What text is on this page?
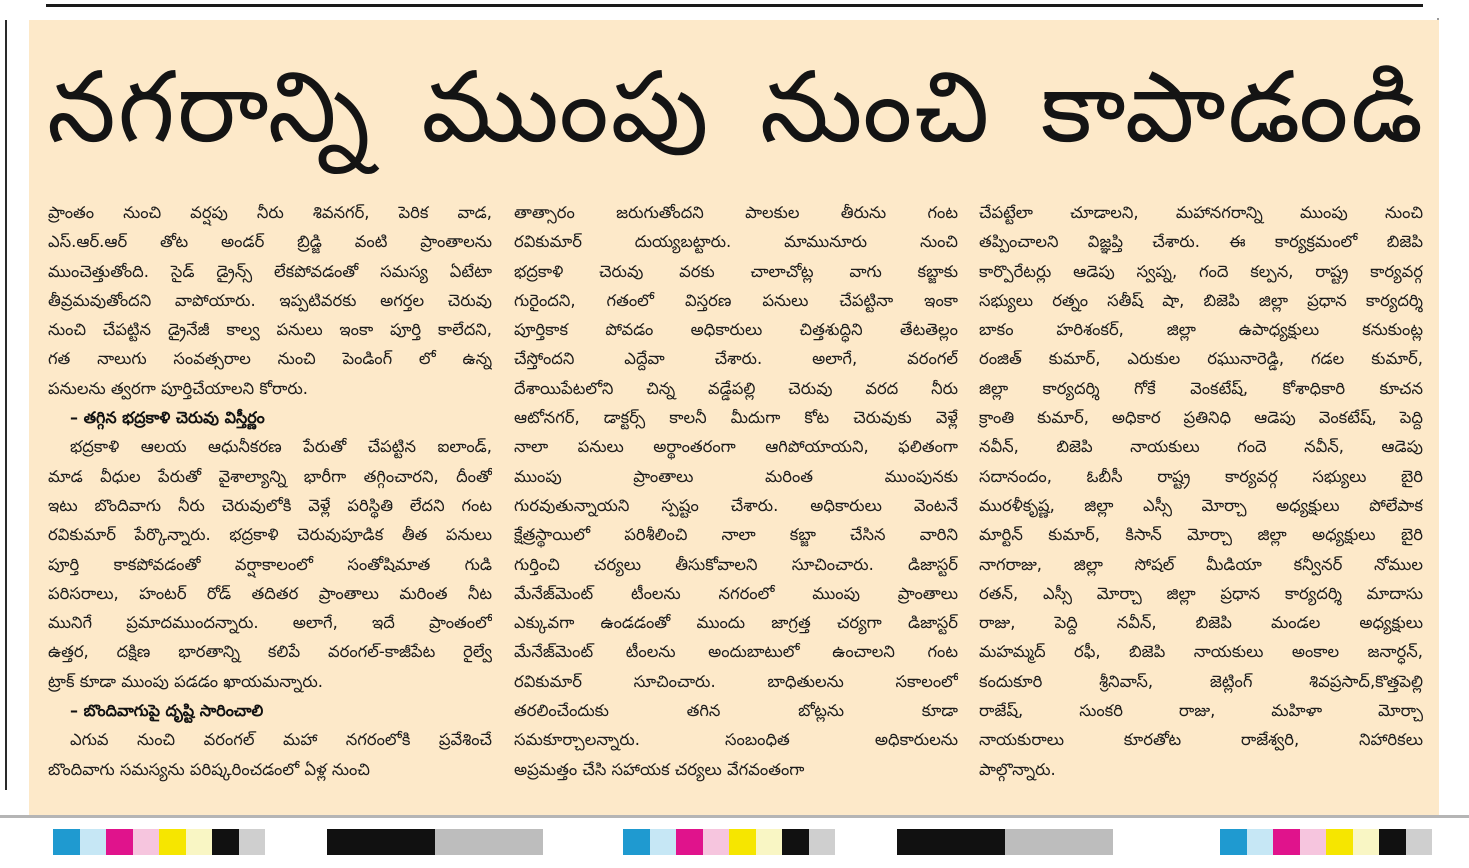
నగరాన్ని ముంపు నుంచి కాపాడండి
ప్రాంతం నుంచి వర్షపు నీరు శివనగర్, పెరిక వాడ,
ఎస్.ఆర్.ఆర్ తోట అండర్ బ్రిడ్జి వంటి ప్రాంతాలను
ముంచెత్తుతోంది. సైడ్ డ్రైన్స్ లేకపోవడంతో సమస్య ఏటేటా
తీవ్రమవుతోందని వాపోయారు. ఇప్పటివరకు అగర్తల చెరువు
నుంచి చేపట్టిన డ్రైనేజీ కాల్వ పనులు ఇంకా పూర్తి కాలేదని,
గత నాలుగు సంవత్సరాల నుంచి పెండింగ్ లో ఉన్న
పనులను త్వరగా పూర్తిచేయాలని కోరారు.
– తగ్గిన భద్రకాళి చెరువు విస్తీర్ణం
భద్రకాళి ఆలయ ఆధునీకరణ పేరుతో చేపట్టిన ఐలాండ్,
మాడ వీధుల పేరుతో వైశాల్యాన్ని భారీగా తగ్గించారని, దీంతో
ఇటు బొందివాగు నీరు చెరువులోకి వెళ్లే పరిస్థితి లేదని గంట
రవికుమార్ పేర్కొన్నారు. భద్రకాళి చెరువుపూడిక తీత పనులు
పూర్తి కాకపోవడంతో వర్షాకాలంలో సంతోషిమాత గుడి
పరిసరాలు, హంటర్ రోడ్ తదితర ప్రాంతాలు మరింత నీట
మునిగే ప్రమాదముందన్నారు. అలాగే, ఇదే ప్రాంతంలో
ఉత్తర, దక్షిణ భారతాన్ని కలిపే వరంగల్-కాజీపేట రైల్వే
ట్రాక్ కూడా ముంపు పడడం ఖాయమన్నారు.
– బొందివాగుపై దృష్టి సారించాలి
ఎగువ నుంచి వరంగల్ మహా నగరంలోకి ప్రవేశించే
బొందివాగు సమస్యను పరిష్కరించడంలో ఏళ్ల నుంచి
తాత్సారం జరుగుతోందని పాలకుల తీరును గంట
రవికుమార్ దుయ్యబట్టారు. మామునూరు నుంచి
భద్రకాళి చెరువు వరకు చాలాచోట్ల వాగు కబ్జాకు
గురైందని, గతంలో విస్తరణ పనులు చేపట్టినా ఇంకా
పూర్తికాక పోవడం అధికారులు చిత్తశుద్ధిని తేటతెల్లం
చేస్తోందని ఎద్దేవా చేశారు. అలాగే, వరంగల్
దేశాయిపేటలోని చిన్న వడ్డేపల్లి చెరువు వరద నీరు
ఆటోనగర్, డాక్టర్స్ కాలనీ మీదుగా కోట చెరువుకు వెళ్లే
నాలా పనులు అర్థాంతరంగా ఆగిపోయాయని, ఫలితంగా
ముంపు ప్రాంతాలు మరింత ముంపునకు
గురవుతున్నాయని స్పష్టం చేశారు. అధికారులు వెంటనే
క్షేత్రస్థాయిలో పరిశీలించి నాలా కబ్జా చేసిన వారిని
గుర్తించి చర్యలు తీసుకోవాలని సూచించారు. డిజాస్టర్
మేనేజ్‌మెంట్ టీంలను నగరంలో ముంపు ప్రాంతాలు
ఎక్కువగా ఉండడంతో ముందు జాగ్రత్త చర్యగా డిజాస్టర్
మేనేజ్‌మెంట్ టీంలను అందుబాటులో ఉంచాలని గంట
రవికుమార్ సూచించారు. బాధితులను సకాలంలో
తరలించేందుకు తగిన బోట్లను కూడా
సమకూర్చాలన్నారు. సంబంధిత అధికారులను
అప్రమత్తం చేసి సహాయక చర్యలు వేగవంతంగా
చేపట్టేలా చూడాలని, మహానగరాన్ని ముంపు నుంచి
తప్పించాలని విజ్ఞప్తి చేశారు. ఈ కార్యక్రమంలో బిజెపి
కార్పొరేటర్లు ఆడెపు స్వప్న, గందె కల్పన, రాష్ట్ర కార్యవర్గ
సభ్యులు రత్నం సతీష్ షా, బిజెపి జిల్లా ప్రధాన కార్యదర్శి
బాకం హరిశంకర్, జిల్లా ఉపాధ్యక్షులు కనుకుంట్ల
రంజిత్ కుమార్, ఎరుకుల రఘునారెడ్డి, గడల కుమార్,
జిల్లా కార్యదర్శి గోకే వెంకటేష్, కోశాధికారి కూచన
క్రాంతి కుమార్, అధికార ప్రతినిధి ఆడెపు వెంకటేష్, పెద్ది
నవీన్, బిజెపి నాయకులు గందె నవీన్, ఆడెపు
సదానందం, ఓబీసీ రాష్ట్ర కార్యవర్గ సభ్యులు బైరి
మురళీకృష్ణ, జిల్లా ఎస్సీ మోర్చా అధ్యక్షులు పోలేపాక
మార్టిన్ కుమార్, కిసాన్ మోర్చా జిల్లా అధ్యక్షులు బైరి
నాగరాజు, జిల్లా సోషల్ మీడియా కన్వీనర్ నోముల
రతన్, ఎస్సీ మోర్చా జిల్లా ప్రధాన కార్యదర్శి మాదాసు
రాజు, పెద్ది నవీన్, బిజెపి మండల అధ్యక్షులు
మహమ్మద్ రఫీ, బిజెపి నాయకులు అంకాల జనార్ధన్,
కందుకూరి శ్రీనివాస్, జెట్లింగ్ శివప్రసాద్,కొత్తపెల్లి
రాజేష్, సుంకరి రాజు, మహిళా మోర్చా
నాయకురాలు కూరతోట రాజేశ్వరి, నిహారికలు
పాల్గొన్నారు.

=-=-=

Task directions
Excluding the pictures, restate the records above word for word.

Written response
What text is on this page?
నగరాన్ని ముంపు నుంచి కాపాడండి
ప్రాంతం నుంచి వర్షపు నీరు శివనగర్, పెరిక వాడ,
ఎస్.ఆర్.ఆర్ తోట అండర్ బ్రిడ్జి వంటి ప్రాంతాలను
ముంచెత్తుతోంది. సైడ్ డ్రైన్స్ లేకపోవడంతో సమస్య ఏటేటా
తీవ్రమవుతోందని వాపోయారు. ఇప్పటివరకు అగర్తల చెరువు
నుంచి చేపట్టిన డ్రైనేజీ కాల్వ పనులు ఇంకా పూర్తి కాలేదని,
గత నాలుగు సంవత్సరాల నుంచి పెండింగ్ లో ఉన్న
పనులను త్వరగా పూర్తిచేయాలని కోరారు.
– తగ్గిన భద్రకాళి చెరువు విస్తీర్ణం
భద్రకాళి ఆలయ ఆధునీకరణ పేరుతో చేపట్టిన ఐలాండ్,
మాడ వీధుల పేరుతో వైశాల్యాన్ని భారీగా తగ్గించారని, దీంతో
ఇటు బొందివాగు నీరు చెరువులోకి వెళ్లే పరిస్థితి లేదని గంట
రవికుమార్ పేర్కొన్నారు. భద్రకాళి చెరువుపూడిక తీత పనులు
పూర్తి కాకపోవడంతో వర్షాకాలంలో సంతోషిమాత గుడి
పరిసరాలు, హంటర్ రోడ్ తదితర ప్రాంతాలు మరింత నీట
మునిగే ప్రమాదముందన్నారు. అలాగే, ఇదే ప్రాంతంలో
ఉత్తర, దక్షిణ భారతాన్ని కలిపే వరంగల్-కాజీపేట రైల్వే
ట్రాక్ కూడా ముంపు పడడం ఖాయమన్నారు.
– బొందివాగుపై దృష్టి సారించాలి
ఎగువ నుంచి వరంగల్ మహా నగరంలోకి ప్రవేశించే
బొందివాగు సమస్యను పరిష్కరించడంలో ఏళ్ల నుంచి
తాత్సారం జరుగుతోందని పాలకుల తీరును గంట
రవికుమార్ దుయ్యబట్టారు. మామునూరు నుంచి
భద్రకాళి చెరువు వరకు చాలాచోట్ల వాగు కబ్జాకు
గురైందని, గతంలో విస్తరణ పనులు చేపట్టినా ఇంకా
పూర్తికాక పోవడం అధికారులు చిత్తశుద్ధిని తేటతెల్లం
చేస్తోందని ఎద్దేవా చేశారు. అలాగే, వరంగల్
దేశాయిపేటలోని చిన్న వడ్డేపల్లి చెరువు వరద నీరు
ఆటోనగర్, డాక్టర్స్ కాలనీ మీదుగా కోట చెరువుకు వెళ్లే
నాలా పనులు అర్థాంతరంగా ఆగిపోయాయని, ఫలితంగా
ముంపు ప్రాంతాలు మరింత ముంపునకు
గురవుతున్నాయని స్పష్టం చేశారు. అధికారులు వెంటనే
క్షేత్రస్థాయిలో పరిశీలించి నాలా కబ్జా చేసిన వారిని
గుర్తించి చర్యలు తీసుకోవాలని సూచించారు. డిజాస్టర్
మేనేజ్‌మెంట్ టీంలను నగరంలో ముంపు ప్రాంతాలు
ఎక్కువగా ఉండడంతో ముందు జాగ్రత్త చర్యగా డిజాస్టర్
మేనేజ్‌మెంట్ టీంలను అందుబాటులో ఉంచాలని గంట
రవికుమార్ సూచించారు. బాధితులను సకాలంలో
తరలించేందుకు తగిన బోట్లను కూడా
సమకూర్చాలన్నారు. సంబంధిత అధికారులను
అప్రమత్తం చేసి సహాయక చర్యలు వేగవంతంగా
చేపట్టేలా చూడాలని, మహానగరాన్ని ముంపు నుంచి
తప్పించాలని విజ్ఞప్తి చేశారు. ఈ కార్యక్రమంలో బిజెపి
కార్పొరేటర్లు ఆడెపు స్వప్న, గందె కల్పన, రాష్ట్ర కార్యవర్గ
సభ్యులు రత్నం సతీష్ షా, బిజెపి జిల్లా ప్రధాన కార్యదర్శి
బాకం హరిశంకర్, జిల్లా ఉపాధ్యక్షులు కనుకుంట్ల
రంజిత్ కుమార్, ఎరుకుల రఘునారెడ్డి, గడల కుమార్,
జిల్లా కార్యదర్శి గోకే వెంకటేష్, కోశాధికారి కూచన
క్రాంతి కుమార్, అధికార ప్రతినిధి ఆడెపు వెంకటేష్, పెద్ది
నవీన్, బిజెపి నాయకులు గందె నవీన్, ఆడెపు
సదానందం, ఓబీసీ రాష్ట్ర కార్యవర్గ సభ్యులు బైరి
మురళీకృష్ణ, జిల్లా ఎస్సీ మోర్చా అధ్యక్షులు పోలేపాక
మార్టిన్ కుమార్, కిసాన్ మోర్చా జిల్లా అధ్యక్షులు బైరి
నాగరాజు, జిల్లా సోషల్ మీడియా కన్వీనర్ నోముల
రతన్, ఎస్సీ మోర్చా జిల్లా ప్రధాన కార్యదర్శి మాదాసు
రాజు, పెద్ది నవీన్, బిజెపి మండల అధ్యక్షులు
మహమ్మద్ రఫీ, బిజెపి నాయకులు అంకాల జనార్ధన్,
కందుకూరి శ్రీనివాస్, జెట్లింగ్ శివప్రసాద్,కొత్తపెల్లి
రాజేష్, సుంకరి రాజు, మహిళా మోర్చా
నాయకురాలు కూరతోట రాజేశ్వరి, నిహారికలు
పాల్గొన్నారు.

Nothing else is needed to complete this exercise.